* **PROBLEM TO WORK ON**
Rewrite the highway bill remarks starting with "The point I" and going on through "a national emergency.", replacing every "military purposes" with "defense purposes".

* **DOCUMENT PASSAGE**
As I stood here over a year ago when we debated this bill, I spoke very critically of that legislation and the damage that legislation did to Pennsylvania. Thanks to the Senator from Oklahoma and the Senator from Missouri, in particular, we have been able to address some of what I consider to be inequities in this legislation.

The point I made a year ago was that one of the major reasons for a Federal tax on gasoline in a Federal highway bill was the idea of promoting interstate commerce. Originally, the interstate system was certainly put in place for military purposes--at least ostensibly for military purposes--to move things around the country in a national emergency.

Obviously, the more pedestrian reason, if you will--probably that is a bad word to use when we talk about highways, but nevertheless, the reason that is most often used is because it is for interstate commerce, to move goods around the country, to move people around the country, for travel and tourism, a whole host of other reasons.

When you look at why the Federal Government does that, you have to step back and say transportation is a State function. Every State in the country has a transportation department. Why do we need a Federal transportation department? We need it because we have to make sure the goods that are produced in New Jersey can get to Ohio to Texas, or the goods produced in California can get to Georgia.

The fact is it is important for us to be connected. If there are situations where States are in financial difficulty and they let their roads degrade, particularly the major interstates--for example, my State is occupied increasingly with traffic that does not stop in Pennsylvania--there would be much more of an impetus if you were a local legislator to invest money on roads which Pennsylvanians used and invest a lot less money on roads that are used by folks out of State.

So we put together a Federal tax system, a gas tax, as well as Federal transportation legislation, to promote on the highway side--the transit is another piece, but we will talk about highways for a moment--to promote interstate commerce.

* **DATA SHOWN**
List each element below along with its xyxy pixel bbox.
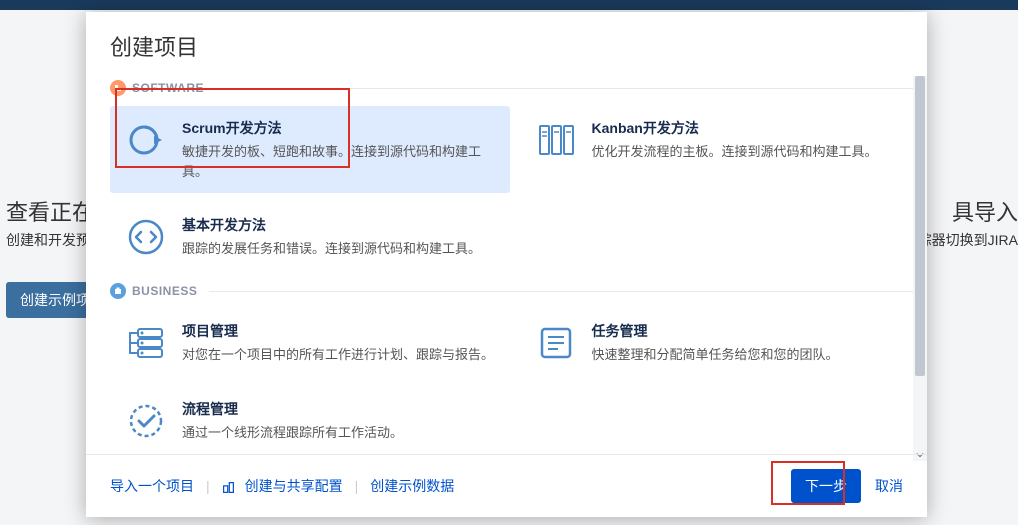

* **SOLUTION**
The point I made a year ago was that one of the major reasons for a Federal tax on gasoline in a Federal highway bill was the idea of promoting interstate commerce. Originally, the interstate system was certainly put in place for defense purposes--at least ostensibly for defense purposes--to move things around the country in a national emergency.